Set down the material once more, exactly as it appears.

* START Dataset records *

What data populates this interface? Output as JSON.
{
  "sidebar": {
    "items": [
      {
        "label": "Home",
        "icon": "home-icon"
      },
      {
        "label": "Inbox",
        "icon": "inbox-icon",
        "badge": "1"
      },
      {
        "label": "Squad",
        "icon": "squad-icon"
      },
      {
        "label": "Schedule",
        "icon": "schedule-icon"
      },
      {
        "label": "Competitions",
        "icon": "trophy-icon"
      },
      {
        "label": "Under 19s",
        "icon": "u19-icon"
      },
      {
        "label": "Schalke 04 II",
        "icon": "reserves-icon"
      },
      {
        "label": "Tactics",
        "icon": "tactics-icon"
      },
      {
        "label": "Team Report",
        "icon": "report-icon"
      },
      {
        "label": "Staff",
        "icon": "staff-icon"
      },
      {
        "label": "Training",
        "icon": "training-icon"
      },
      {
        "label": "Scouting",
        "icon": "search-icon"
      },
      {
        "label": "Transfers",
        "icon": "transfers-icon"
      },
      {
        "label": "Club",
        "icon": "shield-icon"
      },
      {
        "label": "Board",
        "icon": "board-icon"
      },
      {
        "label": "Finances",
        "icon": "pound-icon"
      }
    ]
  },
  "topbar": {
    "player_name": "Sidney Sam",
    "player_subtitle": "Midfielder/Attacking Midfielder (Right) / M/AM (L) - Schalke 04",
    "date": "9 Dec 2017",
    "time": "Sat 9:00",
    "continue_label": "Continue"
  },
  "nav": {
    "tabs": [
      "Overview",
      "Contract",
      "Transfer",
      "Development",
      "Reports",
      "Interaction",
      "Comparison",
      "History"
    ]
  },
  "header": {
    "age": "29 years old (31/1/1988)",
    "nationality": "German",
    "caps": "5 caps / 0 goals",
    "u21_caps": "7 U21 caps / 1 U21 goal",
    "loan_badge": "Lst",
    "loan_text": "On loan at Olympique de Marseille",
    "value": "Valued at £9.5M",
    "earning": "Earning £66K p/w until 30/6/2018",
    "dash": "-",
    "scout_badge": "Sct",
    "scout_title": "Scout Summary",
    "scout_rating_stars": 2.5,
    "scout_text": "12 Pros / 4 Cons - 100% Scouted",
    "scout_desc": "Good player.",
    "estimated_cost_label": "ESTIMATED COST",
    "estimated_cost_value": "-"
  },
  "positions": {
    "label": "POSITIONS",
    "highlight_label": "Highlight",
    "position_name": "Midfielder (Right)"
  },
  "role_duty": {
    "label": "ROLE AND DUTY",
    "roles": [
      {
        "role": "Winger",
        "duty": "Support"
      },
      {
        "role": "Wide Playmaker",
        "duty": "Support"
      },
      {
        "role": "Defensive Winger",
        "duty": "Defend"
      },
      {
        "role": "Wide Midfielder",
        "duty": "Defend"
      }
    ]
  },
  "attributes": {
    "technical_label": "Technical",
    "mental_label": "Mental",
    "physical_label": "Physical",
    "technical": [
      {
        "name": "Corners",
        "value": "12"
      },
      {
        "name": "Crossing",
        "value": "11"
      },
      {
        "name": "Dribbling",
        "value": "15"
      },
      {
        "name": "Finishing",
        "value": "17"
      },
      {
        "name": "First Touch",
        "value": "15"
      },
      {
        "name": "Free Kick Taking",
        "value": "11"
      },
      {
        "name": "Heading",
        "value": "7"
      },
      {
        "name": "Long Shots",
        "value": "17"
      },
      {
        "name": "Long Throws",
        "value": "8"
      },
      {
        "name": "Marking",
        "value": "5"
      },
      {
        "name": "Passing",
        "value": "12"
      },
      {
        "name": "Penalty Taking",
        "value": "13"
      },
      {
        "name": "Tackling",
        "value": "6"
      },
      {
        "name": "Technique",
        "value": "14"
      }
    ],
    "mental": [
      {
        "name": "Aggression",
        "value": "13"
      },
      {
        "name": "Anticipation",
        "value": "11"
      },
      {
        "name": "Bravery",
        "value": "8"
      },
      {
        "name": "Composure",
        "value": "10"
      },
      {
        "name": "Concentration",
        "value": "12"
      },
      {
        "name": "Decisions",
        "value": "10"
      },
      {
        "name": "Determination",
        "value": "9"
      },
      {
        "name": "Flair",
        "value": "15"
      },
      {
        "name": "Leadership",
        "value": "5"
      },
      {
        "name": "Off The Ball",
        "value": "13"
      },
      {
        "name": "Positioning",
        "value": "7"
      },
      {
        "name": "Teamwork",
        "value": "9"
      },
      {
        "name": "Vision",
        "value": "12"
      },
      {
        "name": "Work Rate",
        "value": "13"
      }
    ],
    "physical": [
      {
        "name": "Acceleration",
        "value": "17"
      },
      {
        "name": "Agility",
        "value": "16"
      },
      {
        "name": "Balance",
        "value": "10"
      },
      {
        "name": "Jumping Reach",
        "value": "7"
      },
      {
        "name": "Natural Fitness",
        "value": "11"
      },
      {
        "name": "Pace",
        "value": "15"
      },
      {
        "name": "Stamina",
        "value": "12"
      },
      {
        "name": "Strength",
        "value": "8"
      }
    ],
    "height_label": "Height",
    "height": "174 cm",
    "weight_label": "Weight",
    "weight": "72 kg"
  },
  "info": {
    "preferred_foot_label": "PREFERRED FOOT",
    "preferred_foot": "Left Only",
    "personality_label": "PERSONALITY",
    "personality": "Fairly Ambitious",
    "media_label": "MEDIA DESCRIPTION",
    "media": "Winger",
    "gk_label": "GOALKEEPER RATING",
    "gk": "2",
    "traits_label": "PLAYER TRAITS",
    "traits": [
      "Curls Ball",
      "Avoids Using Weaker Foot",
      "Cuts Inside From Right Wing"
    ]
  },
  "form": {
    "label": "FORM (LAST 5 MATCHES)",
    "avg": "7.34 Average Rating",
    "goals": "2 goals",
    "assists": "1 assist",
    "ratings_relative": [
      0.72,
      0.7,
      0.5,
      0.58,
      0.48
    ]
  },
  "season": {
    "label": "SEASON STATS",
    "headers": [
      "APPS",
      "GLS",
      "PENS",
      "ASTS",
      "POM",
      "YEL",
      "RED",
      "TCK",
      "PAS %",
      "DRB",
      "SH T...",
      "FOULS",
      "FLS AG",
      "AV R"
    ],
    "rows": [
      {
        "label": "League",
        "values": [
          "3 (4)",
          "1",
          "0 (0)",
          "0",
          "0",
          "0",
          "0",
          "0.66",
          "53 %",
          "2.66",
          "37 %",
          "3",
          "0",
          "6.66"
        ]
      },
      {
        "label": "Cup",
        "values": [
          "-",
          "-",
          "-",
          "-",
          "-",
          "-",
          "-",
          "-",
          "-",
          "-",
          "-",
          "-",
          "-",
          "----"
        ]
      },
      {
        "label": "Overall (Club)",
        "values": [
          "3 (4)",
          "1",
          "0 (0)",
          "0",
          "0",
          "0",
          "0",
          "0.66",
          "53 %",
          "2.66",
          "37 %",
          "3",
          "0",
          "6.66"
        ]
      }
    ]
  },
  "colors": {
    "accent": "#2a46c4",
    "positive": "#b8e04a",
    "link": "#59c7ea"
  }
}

* END Dataset records *

-- Task result --
What data populates this interface? Output as JSON.
{
  "sidebar": {
    "items": [
      {
        "label": "Home",
        "icon": "home-icon"
      },
      {
        "label": "Inbox",
        "icon": "inbox-icon",
        "badge": "1"
      },
      {
        "label": "Squad",
        "icon": "squad-icon"
      },
      {
        "label": "Schedule",
        "icon": "schedule-icon"
      },
      {
        "label": "Competitions",
        "icon": "trophy-icon"
      },
      {
        "label": "Under 19s",
        "icon": "u19-icon"
      },
      {
        "label": "Schalke 04 II",
        "icon": "reserves-icon"
      },
      {
        "label": "Tactics",
        "icon": "tactics-icon"
      },
      {
        "label": "Team Report",
        "icon": "report-icon"
      },
      {
        "label": "Staff",
        "icon": "staff-icon"
      },
      {
        "label": "Training",
        "icon": "training-icon"
      },
      {
        "label": "Scouting",
        "icon": "search-icon"
      },
      {
        "label": "Transfers",
        "icon": "transfers-icon"
      },
      {
        "label": "Club",
        "icon": "shield-icon"
      },
      {
        "label": "Board",
        "icon": "board-icon"
      },
      {
        "label": "Finances",
        "icon": "pound-icon"
      }
    ]
  },
  "topbar": {
    "player_name": "Sidney Sam",
    "player_subtitle": "Midfielder/Attacking Midfielder (Right) / M/AM (L) - Schalke 04",
    "date": "9 Dec 2017",
    "time": "Sat 9:00",
    "continue_label": "Continue"
  },
  "nav": {
    "tabs": [
      "Overview",
      "Contract",
      "Transfer",
      "Development",
      "Reports",
      "Interaction",
      "Comparison",
      "History"
    ]
  },
  "header": {
    "age": "29 years old (31/1/1988)",
    "nationality": "German",
    "caps": "5 caps / 0 goals",
    "u21_caps": "7 U21 caps / 1 U21 goal",
    "loan_badge": "Lst",
    "loan_text": "On loan at Olympique de Marseille",
    "value": "Valued at £9.5M",
    "earning": "Earning £66K p/w until 30/6/2018",
    "dash": "-",
    "scout_badge": "Sct",
    "scout_title": "Scout Summary",
    "scout_rating_stars": 2.5,
    "scout_text": "12 Pros / 4 Cons - 100% Scouted",
    "scout_desc": "Good player.",
    "estimated_cost_label": "ESTIMATED COST",
    "estimated_cost_value": "-"
  },
  "positions": {
    "label": "POSITIONS",
    "highlight_label": "Highlight",
    "position_name": "Midfielder (Right)"
  },
  "role_duty": {
    "label": "ROLE AND DUTY",
    "roles": [
      {
        "role": "Winger",
        "duty": "Support"
      },
      {
        "role": "Wide Playmaker",
        "duty": "Support"
      },
      {
        "role": "Defensive Winger",
        "duty": "Defend"
      },
      {
        "role": "Wide Midfielder",
        "duty": "Defend"
      }
    ]
  },
  "attributes": {
    "technical_label": "Technical",
    "mental_label": "Mental",
    "physical_label": "Physical",
    "technical": [
      {
        "name": "Corners",
        "value": "12"
      },
      {
        "name": "Crossing",
        "value": "11"
      },
      {
        "name": "Dribbling",
        "value": "15"
      },
      {
        "name": "Finishing",
        "value": "17"
      },
      {
        "name": "First Touch",
        "value": "15"
      },
      {
        "name": "Free Kick Taking",
        "value": "11"
      },
      {
        "name": "Heading",
        "value": "7"
      },
      {
        "name": "Long Shots",
        "value": "17"
      },
      {
        "name": "Long Throws",
        "value": "8"
      },
      {
        "name": "Marking",
        "value": "5"
      },
      {
        "name": "Passing",
        "value": "12"
      },
      {
        "name": "Penalty Taking",
        "value": "13"
      },
      {
        "name": "Tackling",
        "value": "6"
      },
      {
        "name": "Technique",
        "value": "14"
      }
    ],
    "mental": [
      {
        "name": "Aggression",
        "value": "13"
      },
      {
        "name": "Anticipation",
        "value": "11"
      },
      {
        "name": "Bravery",
        "value": "8"
      },
      {
        "name": "Composure",
        "value": "10"
      },
      {
        "name": "Concentration",
        "value": "12"
      },
      {
        "name": "Decisions",
        "value": "10"
      },
      {
        "name": "Determination",
        "value": "9"
      },
      {
        "name": "Flair",
        "value": "15"
      },
      {
        "name": "Leadership",
        "value": "5"
      },
      {
        "name": "Off The Ball",
        "value": "13"
      },
      {
        "name": "Positioning",
        "value": "7"
      },
      {
        "name": "Teamwork",
        "value": "9"
      },
      {
        "name": "Vision",
        "value": "12"
      },
      {
        "name": "Work Rate",
        "value": "13"
      }
    ],
    "physical": [
      {
        "name": "Acceleration",
        "value": "17"
      },
      {
        "name": "Agility",
        "value": "16"
      },
      {
        "name": "Balance",
        "value": "10"
      },
      {
        "name": "Jumping Reach",
        "value": "7"
      },
      {
        "name": "Natural Fitness",
        "value": "11"
      },
      {
        "name": "Pace",
        "value": "15"
      },
      {
        "name": "Stamina",
        "value": "12"
      },
      {
        "name": "Strength",
        "value": "8"
      }
    ],
    "height_label": "Height",
    "height": "174 cm",
    "weight_label": "Weight",
    "weight": "72 kg"
  },
  "info": {
    "preferred_foot_label": "PREFERRED FOOT",
    "preferred_foot": "Left Only",
    "personality_label": "PERSONALITY",
    "personality": "Fairly Ambitious",
    "media_label": "MEDIA DESCRIPTION",
    "media": "Winger",
    "gk_label": "GOALKEEPER RATING",
    "gk": "2",
    "traits_label": "PLAYER TRAITS",
    "traits": [
      "Curls Ball",
      "Avoids Using Weaker Foot",
      "Cuts Inside From Right Wing"
    ]
  },
  "form": {
    "label": "FORM (LAST 5 MATCHES)",
    "avg": "7.34 Average Rating",
    "goals": "2 goals",
    "assists": "1 assist",
    "ratings_relative": [
      0.72,
      0.7,
      0.5,
      0.58,
      0.48
    ]
  },
  "season": {
    "label": "SEASON STATS",
    "headers": [
      "APPS",
      "GLS",
      "PENS",
      "ASTS",
      "POM",
      "YEL",
      "RED",
      "TCK",
      "PAS %",
      "DRB",
      "SH T...",
      "FOULS",
      "FLS AG",
      "AV R"
    ],
    "rows": [
      {
        "label": "League",
        "values": [
          "3 (4)",
          "1",
          "0 (0)",
          "0",
          "0",
          "0",
          "0",
          "0.66",
          "53 %",
          "2.66",
          "37 %",
          "3",
          "0",
          "6.66"
        ]
      },
      {
        "label": "Cup",
        "values": [
          "-",
          "-",
          "-",
          "-",
          "-",
          "-",
          "-",
          "-",
          "-",
          "-",
          "-",
          "-",
          "-",
          "----"
        ]
      },
      {
        "label": "Overall (Club)",
        "values": [
          "3 (4)",
          "1",
          "0 (0)",
          "0",
          "0",
          "0",
          "0",
          "0.66",
          "53 %",
          "2.66",
          "37 %",
          "3",
          "0",
          "6.66"
        ]
      }
    ]
  },
  "colors": {
    "accent": "#2a46c4",
    "positive": "#b8e04a",
    "link": "#59c7ea"
  }
}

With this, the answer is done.